WHAT YOU HAVE TO DO
Type out all the records word for word. Any pictures are to be left out.

RECORDS FOR THE EXERCISE
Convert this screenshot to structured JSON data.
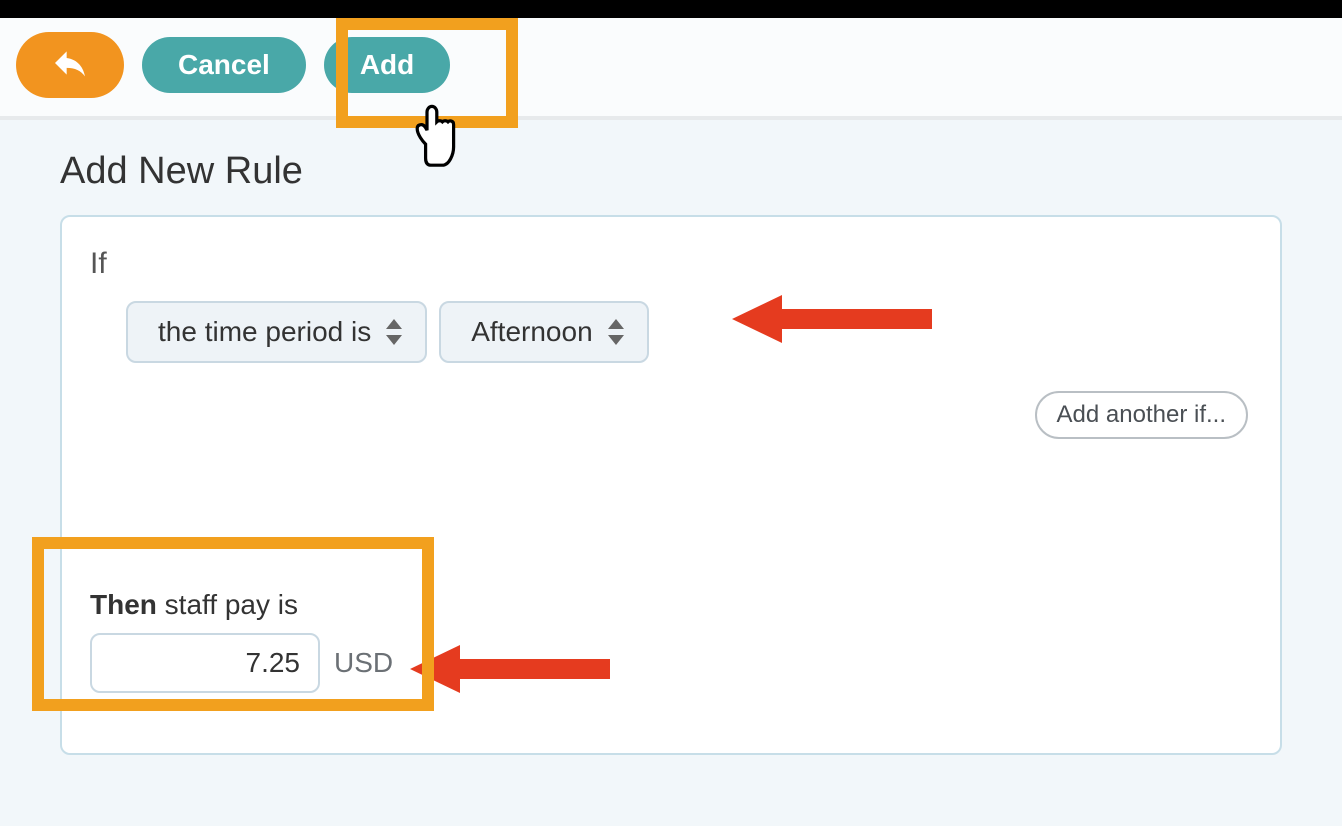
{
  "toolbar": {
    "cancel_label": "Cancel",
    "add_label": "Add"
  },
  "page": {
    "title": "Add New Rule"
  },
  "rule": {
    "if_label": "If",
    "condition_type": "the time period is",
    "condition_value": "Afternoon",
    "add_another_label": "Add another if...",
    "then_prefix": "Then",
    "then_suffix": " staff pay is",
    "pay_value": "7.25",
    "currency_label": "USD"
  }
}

RESULT OF THE TASK
Convert this screenshot to structured JSON data.
{
  "toolbar": {
    "cancel_label": "Cancel",
    "add_label": "Add"
  },
  "page": {
    "title": "Add New Rule"
  },
  "rule": {
    "if_label": "If",
    "condition_type": "the time period is",
    "condition_value": "Afternoon",
    "add_another_label": "Add another if...",
    "then_prefix": "Then",
    "then_suffix": " staff pay is",
    "pay_value": "7.25",
    "currency_label": "USD"
  }
}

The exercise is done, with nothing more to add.